Problem description » Repeat every line below exactly, word for word.

Stored data entries
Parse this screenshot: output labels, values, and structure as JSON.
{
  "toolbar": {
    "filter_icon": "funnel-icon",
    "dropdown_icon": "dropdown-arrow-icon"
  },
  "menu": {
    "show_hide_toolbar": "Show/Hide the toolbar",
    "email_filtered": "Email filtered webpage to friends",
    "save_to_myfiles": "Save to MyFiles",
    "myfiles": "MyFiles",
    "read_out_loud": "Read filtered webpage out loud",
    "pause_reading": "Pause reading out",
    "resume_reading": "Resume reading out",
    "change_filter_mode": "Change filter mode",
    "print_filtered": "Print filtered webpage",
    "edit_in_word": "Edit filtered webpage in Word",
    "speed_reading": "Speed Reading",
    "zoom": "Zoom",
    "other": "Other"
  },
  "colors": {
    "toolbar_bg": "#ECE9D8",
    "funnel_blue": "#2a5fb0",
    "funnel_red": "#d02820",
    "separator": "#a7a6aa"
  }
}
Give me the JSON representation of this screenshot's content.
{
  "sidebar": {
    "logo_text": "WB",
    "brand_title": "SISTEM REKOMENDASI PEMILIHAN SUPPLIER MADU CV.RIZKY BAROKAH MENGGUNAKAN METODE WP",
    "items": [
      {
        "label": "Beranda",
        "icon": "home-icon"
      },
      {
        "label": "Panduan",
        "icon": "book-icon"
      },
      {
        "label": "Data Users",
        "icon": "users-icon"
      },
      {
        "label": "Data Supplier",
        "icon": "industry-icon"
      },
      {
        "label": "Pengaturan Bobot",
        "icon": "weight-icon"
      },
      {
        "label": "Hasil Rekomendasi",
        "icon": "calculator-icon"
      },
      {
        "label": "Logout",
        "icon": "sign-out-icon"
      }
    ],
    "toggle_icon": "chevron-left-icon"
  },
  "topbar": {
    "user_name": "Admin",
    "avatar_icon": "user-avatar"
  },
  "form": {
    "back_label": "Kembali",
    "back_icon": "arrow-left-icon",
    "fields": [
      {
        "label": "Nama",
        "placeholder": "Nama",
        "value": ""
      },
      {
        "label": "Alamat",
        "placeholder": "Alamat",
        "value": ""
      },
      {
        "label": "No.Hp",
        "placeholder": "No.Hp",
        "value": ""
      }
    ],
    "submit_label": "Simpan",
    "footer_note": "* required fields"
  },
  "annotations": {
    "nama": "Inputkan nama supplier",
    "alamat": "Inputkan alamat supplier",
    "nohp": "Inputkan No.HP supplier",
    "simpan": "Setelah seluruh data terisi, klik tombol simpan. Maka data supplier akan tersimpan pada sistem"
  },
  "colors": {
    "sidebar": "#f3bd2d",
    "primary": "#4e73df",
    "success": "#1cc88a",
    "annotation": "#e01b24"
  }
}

Solution to this exercise »
Parse this screenshot: output labels, values, and structure as JSON.
{
  "toolbar": {
    "filter_icon": "funnel-icon",
    "dropdown_icon": "dropdown-arrow-icon"
  },
  "menu": {
    "show_hide_toolbar": "Show/Hide the toolbar",
    "email_filtered": "Email filtered webpage to friends",
    "save_to_myfiles": "Save to MyFiles",
    "myfiles": "MyFiles",
    "read_out_loud": "Read filtered webpage out loud",
    "pause_reading": "Pause reading out",
    "resume_reading": "Resume reading out",
    "change_filter_mode": "Change filter mode",
    "print_filtered": "Print filtered webpage",
    "edit_in_word": "Edit filtered webpage in Word",
    "speed_reading": "Speed Reading",
    "zoom": "Zoom",
    "other": "Other"
  },
  "colors": {
    "toolbar_bg": "#ECE9D8",
    "funnel_blue": "#2a5fb0",
    "funnel_red": "#d02820",
    "separator": "#a7a6aa"
  }
}
Give me the JSON representation of this screenshot's content.
{
  "sidebar": {
    "logo_text": "WB",
    "brand_title": "SISTEM REKOMENDASI PEMILIHAN SUPPLIER MADU CV.RIZKY BAROKAH MENGGUNAKAN METODE WP",
    "items": [
      {
        "label": "Beranda",
        "icon": "home-icon"
      },
      {
        "label": "Panduan",
        "icon": "book-icon"
      },
      {
        "label": "Data Users",
        "icon": "users-icon"
      },
      {
        "label": "Data Supplier",
        "icon": "industry-icon"
      },
      {
        "label": "Pengaturan Bobot",
        "icon": "weight-icon"
      },
      {
        "label": "Hasil Rekomendasi",
        "icon": "calculator-icon"
      },
      {
        "label": "Logout",
        "icon": "sign-out-icon"
      }
    ],
    "toggle_icon": "chevron-left-icon"
  },
  "topbar": {
    "user_name": "Admin",
    "avatar_icon": "user-avatar"
  },
  "form": {
    "back_label": "Kembali",
    "back_icon": "arrow-left-icon",
    "fields": [
      {
        "label": "Nama",
        "placeholder": "Nama",
        "value": ""
      },
      {
        "label": "Alamat",
        "placeholder": "Alamat",
        "value": ""
      },
      {
        "label": "No.Hp",
        "placeholder": "No.Hp",
        "value": ""
      }
    ],
    "submit_label": "Simpan",
    "footer_note": "* required fields"
  },
  "annotations": {
    "nama": "Inputkan nama supplier",
    "alamat": "Inputkan alamat supplier",
    "nohp": "Inputkan No.HP supplier",
    "simpan": "Setelah seluruh data terisi, klik tombol simpan. Maka data supplier akan tersimpan pada sistem"
  },
  "colors": {
    "sidebar": "#f3bd2d",
    "primary": "#4e73df",
    "success": "#1cc88a",
    "annotation": "#e01b24"
  }
}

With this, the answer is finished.